- SUPPLIED DATA:
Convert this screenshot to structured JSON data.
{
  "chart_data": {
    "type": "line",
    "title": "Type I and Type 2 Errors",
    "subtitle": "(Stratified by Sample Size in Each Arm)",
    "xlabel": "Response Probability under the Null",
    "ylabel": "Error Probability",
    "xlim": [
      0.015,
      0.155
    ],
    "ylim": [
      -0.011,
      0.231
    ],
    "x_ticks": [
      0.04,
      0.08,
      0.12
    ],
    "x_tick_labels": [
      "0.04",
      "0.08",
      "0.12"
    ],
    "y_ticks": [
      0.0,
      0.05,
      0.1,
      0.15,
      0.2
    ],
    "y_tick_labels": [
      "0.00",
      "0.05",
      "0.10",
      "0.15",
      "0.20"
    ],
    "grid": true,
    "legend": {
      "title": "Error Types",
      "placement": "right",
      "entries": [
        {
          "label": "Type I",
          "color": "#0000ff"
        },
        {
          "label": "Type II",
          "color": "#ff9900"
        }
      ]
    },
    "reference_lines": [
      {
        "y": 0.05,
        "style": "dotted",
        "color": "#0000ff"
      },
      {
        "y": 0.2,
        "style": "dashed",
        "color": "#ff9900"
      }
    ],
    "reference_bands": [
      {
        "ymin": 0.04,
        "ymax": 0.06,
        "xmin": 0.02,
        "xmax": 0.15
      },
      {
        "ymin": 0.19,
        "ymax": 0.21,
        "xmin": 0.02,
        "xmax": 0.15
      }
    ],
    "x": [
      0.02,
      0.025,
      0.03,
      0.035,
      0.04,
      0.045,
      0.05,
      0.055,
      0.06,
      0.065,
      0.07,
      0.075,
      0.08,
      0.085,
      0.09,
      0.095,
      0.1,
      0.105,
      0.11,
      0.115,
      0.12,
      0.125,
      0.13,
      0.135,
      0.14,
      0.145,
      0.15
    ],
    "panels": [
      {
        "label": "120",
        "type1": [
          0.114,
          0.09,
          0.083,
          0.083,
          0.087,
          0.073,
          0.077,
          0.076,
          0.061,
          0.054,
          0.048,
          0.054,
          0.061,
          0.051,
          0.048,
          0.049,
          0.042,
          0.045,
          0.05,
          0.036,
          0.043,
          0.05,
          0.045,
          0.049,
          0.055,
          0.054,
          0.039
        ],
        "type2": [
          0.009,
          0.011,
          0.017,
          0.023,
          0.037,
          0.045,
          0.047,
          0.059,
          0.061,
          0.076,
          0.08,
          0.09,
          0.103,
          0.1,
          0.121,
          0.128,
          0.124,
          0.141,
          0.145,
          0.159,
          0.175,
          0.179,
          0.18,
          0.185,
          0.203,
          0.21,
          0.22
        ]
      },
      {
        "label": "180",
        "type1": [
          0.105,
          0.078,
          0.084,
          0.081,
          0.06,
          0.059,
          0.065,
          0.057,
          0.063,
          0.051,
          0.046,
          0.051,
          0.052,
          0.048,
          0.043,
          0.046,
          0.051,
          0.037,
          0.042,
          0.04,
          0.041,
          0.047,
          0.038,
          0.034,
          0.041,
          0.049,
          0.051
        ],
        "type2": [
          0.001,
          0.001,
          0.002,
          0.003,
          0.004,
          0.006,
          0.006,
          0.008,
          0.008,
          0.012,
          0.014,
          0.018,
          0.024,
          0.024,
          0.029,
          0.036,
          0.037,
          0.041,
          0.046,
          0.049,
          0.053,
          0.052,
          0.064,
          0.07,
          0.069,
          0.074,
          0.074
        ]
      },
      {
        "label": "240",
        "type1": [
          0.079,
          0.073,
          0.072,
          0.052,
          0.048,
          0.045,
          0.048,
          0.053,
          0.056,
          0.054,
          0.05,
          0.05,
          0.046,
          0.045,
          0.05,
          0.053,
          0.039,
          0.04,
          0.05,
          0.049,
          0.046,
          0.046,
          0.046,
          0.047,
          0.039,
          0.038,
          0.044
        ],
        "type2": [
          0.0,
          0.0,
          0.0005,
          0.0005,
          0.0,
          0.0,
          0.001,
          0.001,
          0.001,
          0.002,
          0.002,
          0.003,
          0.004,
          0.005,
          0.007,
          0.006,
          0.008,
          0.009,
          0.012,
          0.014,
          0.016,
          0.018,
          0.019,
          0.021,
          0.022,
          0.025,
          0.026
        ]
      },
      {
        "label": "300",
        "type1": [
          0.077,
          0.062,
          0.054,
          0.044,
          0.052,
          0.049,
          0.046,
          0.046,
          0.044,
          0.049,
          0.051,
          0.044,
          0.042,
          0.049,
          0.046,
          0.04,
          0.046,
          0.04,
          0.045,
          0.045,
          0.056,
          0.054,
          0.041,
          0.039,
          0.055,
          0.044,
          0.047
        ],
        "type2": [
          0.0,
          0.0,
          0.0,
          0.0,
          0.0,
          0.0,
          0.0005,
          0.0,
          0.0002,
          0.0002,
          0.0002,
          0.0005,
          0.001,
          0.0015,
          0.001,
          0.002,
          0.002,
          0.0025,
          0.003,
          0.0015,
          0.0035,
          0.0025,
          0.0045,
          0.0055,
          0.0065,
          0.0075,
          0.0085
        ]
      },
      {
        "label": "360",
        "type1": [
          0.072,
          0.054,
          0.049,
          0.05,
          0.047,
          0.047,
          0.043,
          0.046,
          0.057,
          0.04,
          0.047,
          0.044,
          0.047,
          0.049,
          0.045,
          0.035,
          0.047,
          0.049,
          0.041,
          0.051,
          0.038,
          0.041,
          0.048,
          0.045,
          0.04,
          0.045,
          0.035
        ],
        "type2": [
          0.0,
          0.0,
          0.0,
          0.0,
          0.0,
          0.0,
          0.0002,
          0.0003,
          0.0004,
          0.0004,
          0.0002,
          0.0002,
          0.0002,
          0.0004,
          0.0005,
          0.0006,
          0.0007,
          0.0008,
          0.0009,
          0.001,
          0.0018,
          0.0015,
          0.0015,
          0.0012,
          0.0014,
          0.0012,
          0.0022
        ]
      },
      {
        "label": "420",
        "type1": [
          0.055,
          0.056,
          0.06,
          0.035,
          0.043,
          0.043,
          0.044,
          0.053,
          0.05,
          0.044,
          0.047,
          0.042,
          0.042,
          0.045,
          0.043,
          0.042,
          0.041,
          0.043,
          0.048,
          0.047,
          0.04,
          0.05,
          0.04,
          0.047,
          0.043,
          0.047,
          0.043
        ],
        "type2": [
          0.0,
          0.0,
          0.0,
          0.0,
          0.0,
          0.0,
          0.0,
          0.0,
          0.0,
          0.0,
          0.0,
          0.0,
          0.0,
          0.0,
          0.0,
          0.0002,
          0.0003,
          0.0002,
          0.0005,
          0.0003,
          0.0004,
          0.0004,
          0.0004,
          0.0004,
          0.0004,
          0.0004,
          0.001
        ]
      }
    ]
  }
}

- WORK TO DO: Write the listing out again, exactly as it reads.

- OUTPUT OF THE TASK:
Convert this screenshot to structured JSON data.
{
  "chart_data": {
    "type": "line",
    "title": "Type I and Type 2 Errors",
    "subtitle": "(Stratified by Sample Size in Each Arm)",
    "xlabel": "Response Probability under the Null",
    "ylabel": "Error Probability",
    "xlim": [
      0.015,
      0.155
    ],
    "ylim": [
      -0.011,
      0.231
    ],
    "x_ticks": [
      0.04,
      0.08,
      0.12
    ],
    "x_tick_labels": [
      "0.04",
      "0.08",
      "0.12"
    ],
    "y_ticks": [
      0.0,
      0.05,
      0.1,
      0.15,
      0.2
    ],
    "y_tick_labels": [
      "0.00",
      "0.05",
      "0.10",
      "0.15",
      "0.20"
    ],
    "grid": true,
    "legend": {
      "title": "Error Types",
      "placement": "right",
      "entries": [
        {
          "label": "Type I",
          "color": "#0000ff"
        },
        {
          "label": "Type II",
          "color": "#ff9900"
        }
      ]
    },
    "reference_lines": [
      {
        "y": 0.05,
        "style": "dotted",
        "color": "#0000ff"
      },
      {
        "y": 0.2,
        "style": "dashed",
        "color": "#ff9900"
      }
    ],
    "reference_bands": [
      {
        "ymin": 0.04,
        "ymax": 0.06,
        "xmin": 0.02,
        "xmax": 0.15
      },
      {
        "ymin": 0.19,
        "ymax": 0.21,
        "xmin": 0.02,
        "xmax": 0.15
      }
    ],
    "x": [
      0.02,
      0.025,
      0.03,
      0.035,
      0.04,
      0.045,
      0.05,
      0.055,
      0.06,
      0.065,
      0.07,
      0.075,
      0.08,
      0.085,
      0.09,
      0.095,
      0.1,
      0.105,
      0.11,
      0.115,
      0.12,
      0.125,
      0.13,
      0.135,
      0.14,
      0.145,
      0.15
    ],
    "panels": [
      {
        "label": "120",
        "type1": [
          0.114,
          0.09,
          0.083,
          0.083,
          0.087,
          0.073,
          0.077,
          0.076,
          0.061,
          0.054,
          0.048,
          0.054,
          0.061,
          0.051,
          0.048,
          0.049,
          0.042,
          0.045,
          0.05,
          0.036,
          0.043,
          0.05,
          0.045,
          0.049,
          0.055,
          0.054,
          0.039
        ],
        "type2": [
          0.009,
          0.011,
          0.017,
          0.023,
          0.037,
          0.045,
          0.047,
          0.059,
          0.061,
          0.076,
          0.08,
          0.09,
          0.103,
          0.1,
          0.121,
          0.128,
          0.124,
          0.141,
          0.145,
          0.159,
          0.175,
          0.179,
          0.18,
          0.185,
          0.203,
          0.21,
          0.22
        ]
      },
      {
        "label": "180",
        "type1": [
          0.105,
          0.078,
          0.084,
          0.081,
          0.06,
          0.059,
          0.065,
          0.057,
          0.063,
          0.051,
          0.046,
          0.051,
          0.052,
          0.048,
          0.043,
          0.046,
          0.051,
          0.037,
          0.042,
          0.04,
          0.041,
          0.047,
          0.038,
          0.034,
          0.041,
          0.049,
          0.051
        ],
        "type2": [
          0.001,
          0.001,
          0.002,
          0.003,
          0.004,
          0.006,
          0.006,
          0.008,
          0.008,
          0.012,
          0.014,
          0.018,
          0.024,
          0.024,
          0.029,
          0.036,
          0.037,
          0.041,
          0.046,
          0.049,
          0.053,
          0.052,
          0.064,
          0.07,
          0.069,
          0.074,
          0.074
        ]
      },
      {
        "label": "240",
        "type1": [
          0.079,
          0.073,
          0.072,
          0.052,
          0.048,
          0.045,
          0.048,
          0.053,
          0.056,
          0.054,
          0.05,
          0.05,
          0.046,
          0.045,
          0.05,
          0.053,
          0.039,
          0.04,
          0.05,
          0.049,
          0.046,
          0.046,
          0.046,
          0.047,
          0.039,
          0.038,
          0.044
        ],
        "type2": [
          0.0,
          0.0,
          0.0005,
          0.0005,
          0.0,
          0.0,
          0.001,
          0.001,
          0.001,
          0.002,
          0.002,
          0.003,
          0.004,
          0.005,
          0.007,
          0.006,
          0.008,
          0.009,
          0.012,
          0.014,
          0.016,
          0.018,
          0.019,
          0.021,
          0.022,
          0.025,
          0.026
        ]
      },
      {
        "label": "300",
        "type1": [
          0.077,
          0.062,
          0.054,
          0.044,
          0.052,
          0.049,
          0.046,
          0.046,
          0.044,
          0.049,
          0.051,
          0.044,
          0.042,
          0.049,
          0.046,
          0.04,
          0.046,
          0.04,
          0.045,
          0.045,
          0.056,
          0.054,
          0.041,
          0.039,
          0.055,
          0.044,
          0.047
        ],
        "type2": [
          0.0,
          0.0,
          0.0,
          0.0,
          0.0,
          0.0,
          0.0005,
          0.0,
          0.0002,
          0.0002,
          0.0002,
          0.0005,
          0.001,
          0.0015,
          0.001,
          0.002,
          0.002,
          0.0025,
          0.003,
          0.0015,
          0.0035,
          0.0025,
          0.0045,
          0.0055,
          0.0065,
          0.0075,
          0.0085
        ]
      },
      {
        "label": "360",
        "type1": [
          0.072,
          0.054,
          0.049,
          0.05,
          0.047,
          0.047,
          0.043,
          0.046,
          0.057,
          0.04,
          0.047,
          0.044,
          0.047,
          0.049,
          0.045,
          0.035,
          0.047,
          0.049,
          0.041,
          0.051,
          0.038,
          0.041,
          0.048,
          0.045,
          0.04,
          0.045,
          0.035
        ],
        "type2": [
          0.0,
          0.0,
          0.0,
          0.0,
          0.0,
          0.0,
          0.0002,
          0.0003,
          0.0004,
          0.0004,
          0.0002,
          0.0002,
          0.0002,
          0.0004,
          0.0005,
          0.0006,
          0.0007,
          0.0008,
          0.0009,
          0.001,
          0.0018,
          0.0015,
          0.0015,
          0.0012,
          0.0014,
          0.0012,
          0.0022
        ]
      },
      {
        "label": "420",
        "type1": [
          0.055,
          0.056,
          0.06,
          0.035,
          0.043,
          0.043,
          0.044,
          0.053,
          0.05,
          0.044,
          0.047,
          0.042,
          0.042,
          0.045,
          0.043,
          0.042,
          0.041,
          0.043,
          0.048,
          0.047,
          0.04,
          0.05,
          0.04,
          0.047,
          0.043,
          0.047,
          0.043
        ],
        "type2": [
          0.0,
          0.0,
          0.0,
          0.0,
          0.0,
          0.0,
          0.0,
          0.0,
          0.0,
          0.0,
          0.0,
          0.0,
          0.0,
          0.0,
          0.0,
          0.0002,
          0.0003,
          0.0002,
          0.0005,
          0.0003,
          0.0004,
          0.0004,
          0.0004,
          0.0004,
          0.0004,
          0.0004,
          0.001
        ]
      }
    ]
  }
}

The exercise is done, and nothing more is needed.